- **GIVEN PROBLEM**
In the entries below, count the lines holding "description". Reply with the number only.

- **ENTRIES**
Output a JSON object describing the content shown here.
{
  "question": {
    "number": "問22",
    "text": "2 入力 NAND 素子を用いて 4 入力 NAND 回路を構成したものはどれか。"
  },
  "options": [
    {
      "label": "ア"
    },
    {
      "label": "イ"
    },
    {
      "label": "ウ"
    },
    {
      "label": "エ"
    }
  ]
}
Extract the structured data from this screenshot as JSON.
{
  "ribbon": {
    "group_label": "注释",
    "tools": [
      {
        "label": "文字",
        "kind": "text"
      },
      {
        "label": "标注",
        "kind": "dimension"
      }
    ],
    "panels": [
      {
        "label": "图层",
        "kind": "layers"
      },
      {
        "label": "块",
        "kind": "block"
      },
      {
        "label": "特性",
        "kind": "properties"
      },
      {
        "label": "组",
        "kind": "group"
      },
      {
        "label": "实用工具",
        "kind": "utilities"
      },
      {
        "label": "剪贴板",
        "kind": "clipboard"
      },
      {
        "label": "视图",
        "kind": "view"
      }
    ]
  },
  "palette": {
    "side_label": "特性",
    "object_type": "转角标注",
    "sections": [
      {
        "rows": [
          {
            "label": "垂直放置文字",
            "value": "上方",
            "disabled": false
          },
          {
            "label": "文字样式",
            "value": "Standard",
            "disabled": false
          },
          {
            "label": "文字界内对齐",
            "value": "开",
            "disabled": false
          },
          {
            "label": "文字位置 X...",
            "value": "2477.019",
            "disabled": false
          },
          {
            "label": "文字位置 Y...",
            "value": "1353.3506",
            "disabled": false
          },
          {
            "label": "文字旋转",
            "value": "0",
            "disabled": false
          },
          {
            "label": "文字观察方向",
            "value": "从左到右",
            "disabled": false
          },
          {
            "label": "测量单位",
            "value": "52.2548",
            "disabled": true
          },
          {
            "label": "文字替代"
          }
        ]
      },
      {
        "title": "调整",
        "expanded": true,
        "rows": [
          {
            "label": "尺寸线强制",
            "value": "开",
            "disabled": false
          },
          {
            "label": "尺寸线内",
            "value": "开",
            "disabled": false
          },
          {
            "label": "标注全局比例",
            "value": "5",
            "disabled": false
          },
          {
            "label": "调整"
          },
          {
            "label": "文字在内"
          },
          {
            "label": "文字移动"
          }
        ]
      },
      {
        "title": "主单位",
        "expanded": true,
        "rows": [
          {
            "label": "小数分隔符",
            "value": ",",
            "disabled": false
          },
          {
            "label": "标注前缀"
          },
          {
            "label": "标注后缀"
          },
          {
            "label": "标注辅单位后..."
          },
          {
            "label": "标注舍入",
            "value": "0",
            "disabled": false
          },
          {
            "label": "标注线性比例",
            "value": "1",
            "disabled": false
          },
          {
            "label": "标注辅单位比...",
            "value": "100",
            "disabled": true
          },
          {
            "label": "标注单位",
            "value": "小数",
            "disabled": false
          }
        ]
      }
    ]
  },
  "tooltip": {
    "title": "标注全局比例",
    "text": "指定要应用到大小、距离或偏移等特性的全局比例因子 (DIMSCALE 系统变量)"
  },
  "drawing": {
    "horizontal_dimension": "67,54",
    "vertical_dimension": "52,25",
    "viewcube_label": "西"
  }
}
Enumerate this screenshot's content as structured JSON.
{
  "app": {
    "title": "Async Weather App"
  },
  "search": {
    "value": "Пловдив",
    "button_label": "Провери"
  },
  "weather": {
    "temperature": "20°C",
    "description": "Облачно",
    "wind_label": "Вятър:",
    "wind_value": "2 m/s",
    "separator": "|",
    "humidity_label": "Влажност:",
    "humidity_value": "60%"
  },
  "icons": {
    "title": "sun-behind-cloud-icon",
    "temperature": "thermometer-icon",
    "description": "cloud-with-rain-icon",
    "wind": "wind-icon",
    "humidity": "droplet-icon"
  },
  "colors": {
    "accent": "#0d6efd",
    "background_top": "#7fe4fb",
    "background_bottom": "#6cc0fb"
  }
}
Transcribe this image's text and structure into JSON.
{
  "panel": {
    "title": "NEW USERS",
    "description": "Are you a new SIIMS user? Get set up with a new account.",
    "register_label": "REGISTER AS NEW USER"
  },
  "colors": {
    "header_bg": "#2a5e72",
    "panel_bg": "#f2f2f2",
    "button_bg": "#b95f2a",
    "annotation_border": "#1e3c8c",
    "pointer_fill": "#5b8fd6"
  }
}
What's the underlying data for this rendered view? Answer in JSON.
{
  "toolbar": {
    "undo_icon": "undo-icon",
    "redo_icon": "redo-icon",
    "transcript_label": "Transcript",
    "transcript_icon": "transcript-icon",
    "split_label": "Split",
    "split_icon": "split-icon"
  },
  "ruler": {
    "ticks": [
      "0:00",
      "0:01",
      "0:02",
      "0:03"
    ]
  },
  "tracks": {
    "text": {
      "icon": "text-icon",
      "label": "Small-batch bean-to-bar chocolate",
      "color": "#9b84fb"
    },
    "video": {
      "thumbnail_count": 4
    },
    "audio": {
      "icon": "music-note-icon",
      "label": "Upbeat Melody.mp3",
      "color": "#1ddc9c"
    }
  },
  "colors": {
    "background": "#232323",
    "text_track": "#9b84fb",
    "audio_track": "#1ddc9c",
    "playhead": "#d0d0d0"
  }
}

- **RESULT OF THIS EXERCISE**
3